Which lines in the records below contain the word "Hope"? Copy each of them.

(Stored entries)
○ ○ ○ ○ ○ ○ ○

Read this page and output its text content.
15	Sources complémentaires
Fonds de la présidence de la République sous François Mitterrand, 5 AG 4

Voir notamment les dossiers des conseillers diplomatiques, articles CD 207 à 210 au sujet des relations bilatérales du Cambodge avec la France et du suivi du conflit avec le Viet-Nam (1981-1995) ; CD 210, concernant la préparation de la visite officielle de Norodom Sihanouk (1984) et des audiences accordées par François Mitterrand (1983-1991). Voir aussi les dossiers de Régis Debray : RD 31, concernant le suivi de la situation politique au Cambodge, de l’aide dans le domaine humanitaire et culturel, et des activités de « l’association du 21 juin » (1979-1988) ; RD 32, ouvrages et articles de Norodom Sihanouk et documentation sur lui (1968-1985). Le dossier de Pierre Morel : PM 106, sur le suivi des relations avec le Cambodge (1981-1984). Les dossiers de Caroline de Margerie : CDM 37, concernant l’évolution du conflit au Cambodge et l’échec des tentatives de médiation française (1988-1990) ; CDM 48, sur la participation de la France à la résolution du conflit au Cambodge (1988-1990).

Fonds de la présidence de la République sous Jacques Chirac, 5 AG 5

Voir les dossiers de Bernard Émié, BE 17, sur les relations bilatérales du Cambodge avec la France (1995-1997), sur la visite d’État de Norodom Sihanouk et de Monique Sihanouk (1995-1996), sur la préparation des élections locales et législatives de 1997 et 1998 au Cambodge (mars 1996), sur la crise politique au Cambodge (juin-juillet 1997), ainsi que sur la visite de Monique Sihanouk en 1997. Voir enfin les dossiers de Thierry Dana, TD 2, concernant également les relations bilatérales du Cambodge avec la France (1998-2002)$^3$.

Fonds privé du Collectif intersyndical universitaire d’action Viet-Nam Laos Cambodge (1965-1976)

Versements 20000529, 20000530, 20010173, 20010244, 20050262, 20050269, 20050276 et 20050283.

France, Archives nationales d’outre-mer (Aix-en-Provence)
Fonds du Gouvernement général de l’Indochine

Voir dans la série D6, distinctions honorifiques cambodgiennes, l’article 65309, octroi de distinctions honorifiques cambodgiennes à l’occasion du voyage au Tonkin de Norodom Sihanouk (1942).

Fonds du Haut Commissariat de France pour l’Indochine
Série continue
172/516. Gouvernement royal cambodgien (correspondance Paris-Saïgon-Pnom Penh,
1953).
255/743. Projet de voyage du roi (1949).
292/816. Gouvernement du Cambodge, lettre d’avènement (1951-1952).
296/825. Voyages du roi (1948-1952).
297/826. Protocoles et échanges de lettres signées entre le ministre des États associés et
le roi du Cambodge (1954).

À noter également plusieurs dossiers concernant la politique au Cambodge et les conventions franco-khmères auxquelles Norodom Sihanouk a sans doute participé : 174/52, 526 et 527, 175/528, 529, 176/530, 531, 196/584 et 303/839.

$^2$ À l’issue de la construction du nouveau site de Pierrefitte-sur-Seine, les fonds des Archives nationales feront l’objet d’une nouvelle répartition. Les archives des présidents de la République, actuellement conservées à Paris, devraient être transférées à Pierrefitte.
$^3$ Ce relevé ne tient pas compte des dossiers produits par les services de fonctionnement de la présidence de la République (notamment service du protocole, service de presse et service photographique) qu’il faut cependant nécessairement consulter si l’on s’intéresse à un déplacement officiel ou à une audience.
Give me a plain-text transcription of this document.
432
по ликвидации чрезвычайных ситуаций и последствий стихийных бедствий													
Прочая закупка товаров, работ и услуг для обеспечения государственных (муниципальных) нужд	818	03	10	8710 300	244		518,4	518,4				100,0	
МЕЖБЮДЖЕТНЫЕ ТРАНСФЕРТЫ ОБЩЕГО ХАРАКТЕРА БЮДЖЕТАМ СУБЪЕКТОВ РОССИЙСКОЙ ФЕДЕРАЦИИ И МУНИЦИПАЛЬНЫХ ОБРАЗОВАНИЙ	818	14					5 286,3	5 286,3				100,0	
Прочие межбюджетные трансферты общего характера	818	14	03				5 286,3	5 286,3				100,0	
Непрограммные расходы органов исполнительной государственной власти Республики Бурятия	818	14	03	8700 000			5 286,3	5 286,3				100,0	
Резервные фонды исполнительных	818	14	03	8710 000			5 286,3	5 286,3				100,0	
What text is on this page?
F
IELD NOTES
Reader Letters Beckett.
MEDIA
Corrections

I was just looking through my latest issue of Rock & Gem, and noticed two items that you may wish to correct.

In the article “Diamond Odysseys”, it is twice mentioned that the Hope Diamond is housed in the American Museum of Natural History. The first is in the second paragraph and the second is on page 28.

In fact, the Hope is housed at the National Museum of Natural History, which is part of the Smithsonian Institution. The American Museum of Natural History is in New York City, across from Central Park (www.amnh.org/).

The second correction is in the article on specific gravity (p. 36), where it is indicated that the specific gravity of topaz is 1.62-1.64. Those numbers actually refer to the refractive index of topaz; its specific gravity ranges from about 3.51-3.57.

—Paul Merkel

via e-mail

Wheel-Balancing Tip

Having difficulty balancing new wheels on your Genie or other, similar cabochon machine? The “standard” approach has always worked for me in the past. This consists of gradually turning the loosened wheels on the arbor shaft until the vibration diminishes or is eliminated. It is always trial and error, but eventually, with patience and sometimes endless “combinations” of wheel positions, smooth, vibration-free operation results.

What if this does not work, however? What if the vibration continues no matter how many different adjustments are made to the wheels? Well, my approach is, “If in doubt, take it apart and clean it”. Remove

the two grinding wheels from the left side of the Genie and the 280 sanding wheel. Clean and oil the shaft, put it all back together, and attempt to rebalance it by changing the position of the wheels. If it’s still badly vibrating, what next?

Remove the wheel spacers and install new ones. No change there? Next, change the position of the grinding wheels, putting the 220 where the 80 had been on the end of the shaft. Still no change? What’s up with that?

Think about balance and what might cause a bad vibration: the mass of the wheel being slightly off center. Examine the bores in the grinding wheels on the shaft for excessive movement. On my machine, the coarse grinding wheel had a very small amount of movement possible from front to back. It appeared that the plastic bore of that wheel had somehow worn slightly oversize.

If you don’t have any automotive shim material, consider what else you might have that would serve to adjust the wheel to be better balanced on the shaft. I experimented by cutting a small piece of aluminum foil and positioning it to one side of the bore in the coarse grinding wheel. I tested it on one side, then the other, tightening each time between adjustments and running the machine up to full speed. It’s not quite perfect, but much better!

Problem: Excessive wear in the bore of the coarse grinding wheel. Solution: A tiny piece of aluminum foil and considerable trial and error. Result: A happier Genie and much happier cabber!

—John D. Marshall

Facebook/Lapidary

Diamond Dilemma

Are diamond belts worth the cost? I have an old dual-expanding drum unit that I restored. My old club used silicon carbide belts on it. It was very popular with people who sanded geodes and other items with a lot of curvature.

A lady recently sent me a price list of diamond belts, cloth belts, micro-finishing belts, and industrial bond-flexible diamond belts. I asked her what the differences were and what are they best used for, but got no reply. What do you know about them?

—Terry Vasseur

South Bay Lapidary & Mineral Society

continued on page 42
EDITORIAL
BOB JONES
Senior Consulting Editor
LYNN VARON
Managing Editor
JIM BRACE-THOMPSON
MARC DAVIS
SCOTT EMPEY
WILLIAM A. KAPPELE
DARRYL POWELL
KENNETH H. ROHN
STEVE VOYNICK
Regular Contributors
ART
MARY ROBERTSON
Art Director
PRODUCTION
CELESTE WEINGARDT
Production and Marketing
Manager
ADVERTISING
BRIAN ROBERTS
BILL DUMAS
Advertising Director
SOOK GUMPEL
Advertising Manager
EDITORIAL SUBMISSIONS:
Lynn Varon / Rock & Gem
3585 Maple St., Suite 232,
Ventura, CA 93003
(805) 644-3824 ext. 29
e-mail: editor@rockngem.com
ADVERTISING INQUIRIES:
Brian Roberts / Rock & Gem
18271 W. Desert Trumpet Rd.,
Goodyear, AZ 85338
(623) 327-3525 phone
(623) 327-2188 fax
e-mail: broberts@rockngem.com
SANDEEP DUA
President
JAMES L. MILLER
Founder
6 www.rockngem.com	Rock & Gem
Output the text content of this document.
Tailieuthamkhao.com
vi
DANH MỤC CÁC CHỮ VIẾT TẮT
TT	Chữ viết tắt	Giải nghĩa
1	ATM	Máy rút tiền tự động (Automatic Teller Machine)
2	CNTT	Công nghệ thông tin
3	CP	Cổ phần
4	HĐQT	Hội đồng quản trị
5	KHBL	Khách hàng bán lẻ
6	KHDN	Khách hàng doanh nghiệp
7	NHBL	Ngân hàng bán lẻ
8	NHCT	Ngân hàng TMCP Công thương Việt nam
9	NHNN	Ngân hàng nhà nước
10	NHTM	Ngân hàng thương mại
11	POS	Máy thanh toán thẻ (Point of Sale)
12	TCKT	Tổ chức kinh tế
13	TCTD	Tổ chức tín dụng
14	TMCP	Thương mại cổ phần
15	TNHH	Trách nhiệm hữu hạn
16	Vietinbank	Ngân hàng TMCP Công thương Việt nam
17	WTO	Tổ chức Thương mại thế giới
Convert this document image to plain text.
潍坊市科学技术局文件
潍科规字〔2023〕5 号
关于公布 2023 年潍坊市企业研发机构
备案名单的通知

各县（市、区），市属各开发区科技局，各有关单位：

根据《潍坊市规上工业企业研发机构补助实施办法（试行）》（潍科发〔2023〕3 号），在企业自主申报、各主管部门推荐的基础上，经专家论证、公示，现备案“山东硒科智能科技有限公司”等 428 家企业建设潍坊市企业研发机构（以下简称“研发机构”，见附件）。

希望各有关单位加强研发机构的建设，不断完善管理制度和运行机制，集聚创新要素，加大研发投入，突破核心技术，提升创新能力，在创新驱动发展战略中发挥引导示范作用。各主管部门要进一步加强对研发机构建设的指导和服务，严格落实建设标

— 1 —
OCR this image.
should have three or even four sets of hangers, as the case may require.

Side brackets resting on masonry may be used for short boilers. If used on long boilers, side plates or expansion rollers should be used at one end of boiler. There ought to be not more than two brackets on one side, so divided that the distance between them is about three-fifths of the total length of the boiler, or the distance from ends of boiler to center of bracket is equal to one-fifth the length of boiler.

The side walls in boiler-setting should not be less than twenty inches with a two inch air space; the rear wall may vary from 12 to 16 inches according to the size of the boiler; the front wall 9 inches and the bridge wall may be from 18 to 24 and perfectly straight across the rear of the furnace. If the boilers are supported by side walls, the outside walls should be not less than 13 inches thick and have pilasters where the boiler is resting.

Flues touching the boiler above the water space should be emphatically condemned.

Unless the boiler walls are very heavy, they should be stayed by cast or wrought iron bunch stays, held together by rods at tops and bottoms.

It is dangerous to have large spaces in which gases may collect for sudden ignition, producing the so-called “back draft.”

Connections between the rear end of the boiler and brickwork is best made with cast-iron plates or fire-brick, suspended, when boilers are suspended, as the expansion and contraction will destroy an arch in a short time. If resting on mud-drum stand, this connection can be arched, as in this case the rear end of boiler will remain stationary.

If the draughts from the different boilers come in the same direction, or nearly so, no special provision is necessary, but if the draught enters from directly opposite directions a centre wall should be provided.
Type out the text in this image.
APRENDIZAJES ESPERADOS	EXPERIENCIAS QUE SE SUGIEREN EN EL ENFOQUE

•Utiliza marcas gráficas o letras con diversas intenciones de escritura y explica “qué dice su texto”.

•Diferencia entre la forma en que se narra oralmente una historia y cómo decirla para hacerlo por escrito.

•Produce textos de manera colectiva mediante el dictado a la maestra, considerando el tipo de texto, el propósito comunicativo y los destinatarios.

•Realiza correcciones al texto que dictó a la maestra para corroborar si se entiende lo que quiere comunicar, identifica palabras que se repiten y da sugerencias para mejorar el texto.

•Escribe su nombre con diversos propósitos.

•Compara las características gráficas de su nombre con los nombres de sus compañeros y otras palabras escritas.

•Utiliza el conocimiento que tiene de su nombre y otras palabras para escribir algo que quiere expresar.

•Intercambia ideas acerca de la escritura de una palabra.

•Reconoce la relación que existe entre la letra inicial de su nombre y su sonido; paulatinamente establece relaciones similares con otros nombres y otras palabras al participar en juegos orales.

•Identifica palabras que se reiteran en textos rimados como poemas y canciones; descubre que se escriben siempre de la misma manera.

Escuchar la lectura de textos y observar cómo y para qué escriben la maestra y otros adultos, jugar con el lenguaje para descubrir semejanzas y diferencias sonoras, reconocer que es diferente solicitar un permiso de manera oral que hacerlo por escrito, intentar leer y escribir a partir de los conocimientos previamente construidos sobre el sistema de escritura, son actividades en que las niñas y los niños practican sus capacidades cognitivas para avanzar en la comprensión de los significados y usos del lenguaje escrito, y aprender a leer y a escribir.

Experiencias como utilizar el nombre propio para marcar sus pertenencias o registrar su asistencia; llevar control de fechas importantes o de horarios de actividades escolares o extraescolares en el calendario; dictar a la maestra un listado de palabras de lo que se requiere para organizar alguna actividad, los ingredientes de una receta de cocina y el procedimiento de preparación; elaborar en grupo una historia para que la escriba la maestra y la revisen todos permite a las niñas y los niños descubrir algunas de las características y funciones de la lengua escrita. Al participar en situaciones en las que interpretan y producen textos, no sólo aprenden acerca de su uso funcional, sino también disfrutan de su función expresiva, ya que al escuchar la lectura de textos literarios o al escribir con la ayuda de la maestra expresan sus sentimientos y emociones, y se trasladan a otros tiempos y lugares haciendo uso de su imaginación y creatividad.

○ ○ ○ ○ ○ ○ ○

— The response —
In the article “Diamond Odysseys”, it is twice mentioned that the Hope Diamond is housed in the American Museum of Natural History. The first is in the second paragraph and the second is on page 28.
In fact, the Hope is housed at the National Museum of Natural History, which is part of the Smithsonian Institution. The American Museum of Natural History is in New York City, across from Central Park (www.amnh.org/).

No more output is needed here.